**DOCUMENT EXCERPT:**
I look down at my shoe, calculating days in my head. Somewhere during this conversation, I’d pulled my legs up onto the seat with me, half cross legged. I was aware that it was an effort to feel safer, less stressed. It didn’t really work. I still had to give out a deadline. I knew the deadline, spoken aloud, would catapult us into several weeks of work-very-fast. I knew that ease would vanish in our scramble to get the book done. I wished that, just once, we could reach the final stages of book preparation with time to spare. We meant to do that this time, but Howard had the winter of unending sickness.
“May 12.”
The words were spoken. I could not take them back. Truthfully, my speaking them aloud changed nothing about the realities of printing production and convention dates. The deadline was already there. I’d been watching it the whole time. All that changed was that Howard could see it too.

The scenery kept rolling by outside the window. Howard and I hammered out a plan to get the work done. Then we talked through the months beyond the deadline, hoping to be able to arrange things better for the months to come. I am not looking forward to the stress of the next two weeks. On the other side, there are good things. Far off in October we’ve even penciled in another family trip. There is just a lot to do between now and then.

Visualizing My Schedule as it Flows

We are now six and a half years into our adventures in creative self-employment. The first eighteen months were all about scrambling to find ways to bring in more money and to spend less. The two years after that were all about growing the business and figuring out how things work. We succeed at business growth until we spent a year and a half so insanely busy that we had to learn how to turn down opportunities. The past 18 months have been one long effort to balance work and life in ways that allow both to prosper.

At each stage I had to re-conceptualize how I managed my life and the lives of our family. Last year I struck upon thinking of our schedule as a fluid river with a few fixed points rather than trying in December to plan the following April, May, June. Things always change in between and if I picture them already set, I have to re-set them. If they flow, then changes in the fixed points alter the flow without me having to panic. Conventions and appearances are fixed business points. Book creation and releases are fluid. Kid concerts and school schedules are fixed. Family outings and housework are fluid.

Most of the big fixed points for this year were placed on the calendar last Fall. One of the most important ones was a family vacation. I put it on Spring Break and I made reservations for a place we could go. I expected to arrive stressed and worried about work. I particularly expected it after the addition of a convention right before it and right after it. I’m not stressed. I can see how things will flow. It is all going to be fine. I’m looking forward to our departure.

When my life was crazy

Yesterday I sat at the kitchen table, black binder in front of me. It was a simple three-ring binder filled with printed pages and opened about halfway through. The pages to the left were covered in scribbled notes, stars, and arrows. Pages to the right were pristine, as yet untouched by my editing pen. This was my essay book, my work in progress. I called it Stepping Stones whenever I didn’t just call it My Book. Working with pen and paper was kind of old school, but I found that it better engaged the editing portions of my brain. I had just reached the portion of the story where it was time for me to tell about undertaking the XDM book project.

Four pages were unclipped from the binder. They represented four attempts to wrap events around story. Four times I had made different arrangements of words to tell what happened. They all lacked a connecting thread, the heart of the story which explained why all the events matter. I got up and walked away from the table yet again, hoping that a different location would help me find that thread.

**SHORT TASK:**
Extend the essay on book deadlines and family scheduling, starting right after its final sentence.

**SUPPLIED RECORDS:**
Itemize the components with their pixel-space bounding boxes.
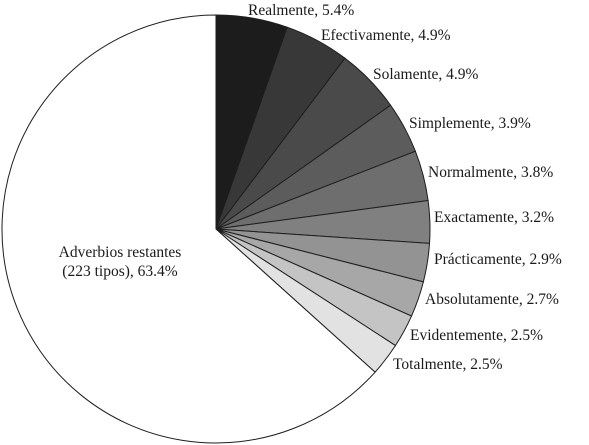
- slice-label-practicamente: Prácticamente, 2.9%: [434, 251, 562, 268]
- slice-label-totalmente: Totalmente, 2.5%: [393, 356, 503, 373]
- slice-label-simplemente: Simplemente, 3.9%: [409, 115, 531, 132]
- slice-label-absolutamente: Absolutamente, 2.7%: [425, 291, 559, 308]
- slices-layer: [1, 14, 431, 444]
- slice-label-efectivamente: Efectivamente, 4.9%: [321, 27, 451, 44]
- slice-label-realmente: Realmente, 5.4%: [248, 2, 354, 19]
- remaining-label-line-2: (223 tipos), 63.4%: [62, 263, 177, 280]
- slice-label-solamente: Solamente, 4.9%: [373, 66, 479, 83]
- labels-layer: Realmente, 5.4% Efectivamente, 4.9% Solame…: [248, 2, 562, 373]
- slice-label-exactamente: Exactamente, 3.2%: [434, 209, 554, 226]
- slice-label-normalmente: Normalmente, 3.8%: [428, 164, 553, 181]
- remaining-label-line-1: Adverbios restantes: [59, 244, 182, 261]
- pie-slice-adverbios-restantes: [1, 14, 376, 444]
- slice-label-evidentemente: Evidentemente, 2.5%: [410, 327, 543, 344]
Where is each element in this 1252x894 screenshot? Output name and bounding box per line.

**EXPECTED ANSWER:**
Working on the XDM X-Treme Dungeon Mastery project was crazy. It really was. The quantity of work was impossible for the allotted time. The opportunity cost was horrendous, thought we didn’t know all of that until after the project was complete. For all the craziness of it, doing the project was exactly the right thing to do. Because it was right, we did the impossible. It was not the only factor to that crazy impossible spring. We were also in the midst of the Scrapyard of Insufferable Arrogance printing process and book release. We ordered slipcases to make boxed sets at the same time. Then we counted books and realized that the time had come for us to reprint Under New Management. To add even more craziness we also remodeled Howard’s office, did major book shipping events, and ran a booth at GenCon for the first time. All of that within 5 months.

I found the thread when I remembered the night when I lay curled in my bed all but broken. Putting a book together in only five weeks with no prior experience in textual layout was a real trial by fire. I came out changed, stronger. My emotional trial and triumph was the thread which linked all the facts. I scribbled notes until all the pieces were outlined. I would have to type them in detail later, but I’d caught the essence of what I intended to say.

I flipped the binder closed and got up from the table to go stand at the sink where warm air from a heating vent would blow across my feet. I could hear my younger two kids upstairs playing with a friend. My teenagers were downstairs, thoroughly involved with their screens. I could see my planner sitting on the counter, open to today’s list of tasks. Most of them were already checked off. My life as it currently stands is quite busy. My days are full, and I am frequently reluctant to list my things because I always get the same reactions of disbelief and/or admiration. Also frequently, I feel overwhelmed by my things. It is good for me to remember that what I deal with today is as nothing in comparison to the spring of 2009 when we did XDM. I have survived far worse, I can handle what is in front of me.

Partitioning my days

I’ve made a discovery. It is the same discovery I’ve made at least three times in the past four years, which does dampen my excitement a bit. However, I will still apply it in my life. Again. Perhaps this time it will stick.
I am going to start better partitioning my time.

Two days ago I wrote about child induced task limbo. After the fact, I recognize that the limbo was only half caused by the expectation of interruption. It was also created by the fact that all of my days have turned into a mish-mash of everything. I constantly task swap between business, household, and parenting. This leaves no time which feels free for relaxation. It was also not leaving time for anything but the barest bones blog writing. And then there were the household things which were forever incomplete because no time was set aside for them.

So I’m making new rules for myself. Or rather, I dug out my old rules and realized I should still be following them.

From getting up in the morning until dropping the kids off to school my time belongs to the kids and the house. I am not allowed to get on a computer nor to check the internet using my phone.

From dropping the kids at school until noon or 1 pm, my time belongs to the business. This is when I will do accounting, email, shipping, book layout, etc.

From noon or 1 pm until picking up the kids from school is my writing time and/or relaxation time. It is the space in the day reserved for my things.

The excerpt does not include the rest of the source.